Task: Exactly as they appear, output all of the records. Skip any images.

Data to use:
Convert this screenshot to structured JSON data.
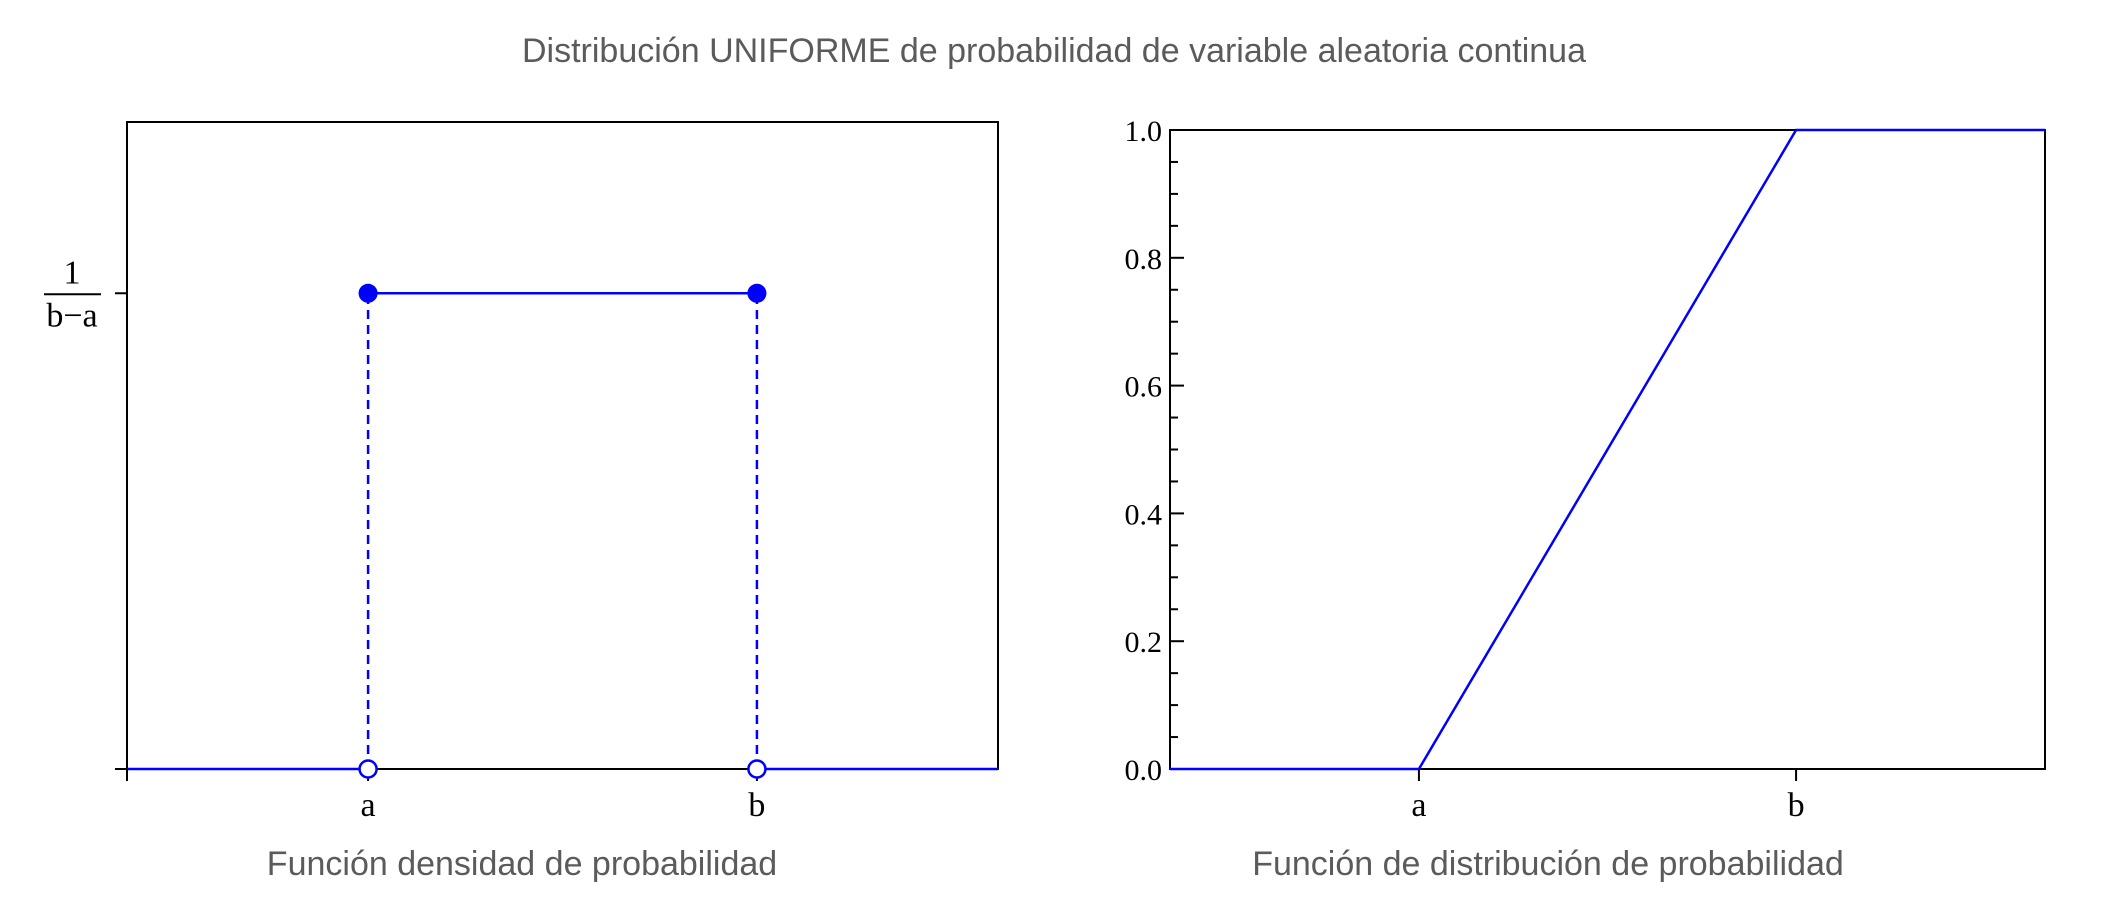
{
  "title": "Distribución UNIFORME de probabilidad de variable aleatoria continua",
  "colors": {
    "series": "#0000ff",
    "axes": "#000000",
    "title": "#5b5b5b",
    "caption": "#5b5b5b"
  },
  "chart_data": [
    {
      "type": "line",
      "caption": "Función densidad de probabilidad",
      "x_ticks": [
        {
          "label": "a",
          "value": 0
        },
        {
          "label": "b",
          "value": 1
        }
      ],
      "xlim": [
        -0.62,
        1.62
      ],
      "ylim": [
        0,
        1.36
      ],
      "y_tick": {
        "numerator": "1",
        "denominator": "b−a",
        "value": 1
      },
      "series": [
        {
          "segments": [
            [
              [
                -0.62,
                0
              ],
              [
                0,
                0
              ]
            ],
            [
              [
                0,
                1
              ],
              [
                1,
                1
              ]
            ],
            [
              [
                1,
                0
              ],
              [
                1.62,
                0
              ]
            ]
          ]
        }
      ],
      "dashed_segments": [
        [
          [
            0,
            0
          ],
          [
            0,
            1
          ]
        ],
        [
          [
            1,
            0
          ],
          [
            1,
            1
          ]
        ]
      ],
      "filled_points": [
        [
          0,
          1
        ],
        [
          1,
          1
        ]
      ],
      "open_points": [
        [
          0,
          0
        ],
        [
          1,
          0
        ]
      ],
      "grid": false
    },
    {
      "type": "line",
      "caption": "Función de distribución de probabilidad",
      "x_ticks": [
        {
          "label": "a",
          "value": 0
        },
        {
          "label": "b",
          "value": 1
        }
      ],
      "xlim": [
        -0.66,
        1.66
      ],
      "ylim": [
        0,
        1.0
      ],
      "y_ticks": [
        "0.0",
        "0.2",
        "0.4",
        "0.6",
        "0.8",
        "1.0"
      ],
      "series": [
        {
          "x": [
            -0.66,
            0,
            1,
            1.66
          ],
          "y": [
            0,
            0,
            1,
            1
          ]
        }
      ],
      "grid": false
    }
  ]
}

Final result:
Convert this screenshot to structured JSON data.
{
  "title": "Distribución UNIFORME de probabilidad de variable aleatoria continua",
  "colors": {
    "series": "#0000ff",
    "axes": "#000000",
    "title": "#5b5b5b",
    "caption": "#5b5b5b"
  },
  "chart_data": [
    {
      "type": "line",
      "caption": "Función densidad de probabilidad",
      "x_ticks": [
        {
          "label": "a",
          "value": 0
        },
        {
          "label": "b",
          "value": 1
        }
      ],
      "xlim": [
        -0.62,
        1.62
      ],
      "ylim": [
        0,
        1.36
      ],
      "y_tick": {
        "numerator": "1",
        "denominator": "b−a",
        "value": 1
      },
      "series": [
        {
          "segments": [
            [
              [
                -0.62,
                0
              ],
              [
                0,
                0
              ]
            ],
            [
              [
                0,
                1
              ],
              [
                1,
                1
              ]
            ],
            [
              [
                1,
                0
              ],
              [
                1.62,
                0
              ]
            ]
          ]
        }
      ],
      "dashed_segments": [
        [
          [
            0,
            0
          ],
          [
            0,
            1
          ]
        ],
        [
          [
            1,
            0
          ],
          [
            1,
            1
          ]
        ]
      ],
      "filled_points": [
        [
          0,
          1
        ],
        [
          1,
          1
        ]
      ],
      "open_points": [
        [
          0,
          0
        ],
        [
          1,
          0
        ]
      ],
      "grid": false
    },
    {
      "type": "line",
      "caption": "Función de distribución de probabilidad",
      "x_ticks": [
        {
          "label": "a",
          "value": 0
        },
        {
          "label": "b",
          "value": 1
        }
      ],
      "xlim": [
        -0.66,
        1.66
      ],
      "ylim": [
        0,
        1.0
      ],
      "y_ticks": [
        "0.0",
        "0.2",
        "0.4",
        "0.6",
        "0.8",
        "1.0"
      ],
      "series": [
        {
          "x": [
            -0.66,
            0,
            1,
            1.66
          ],
          "y": [
            0,
            0,
            1,
            1
          ]
        }
      ],
      "grid": false
    }
  ]
}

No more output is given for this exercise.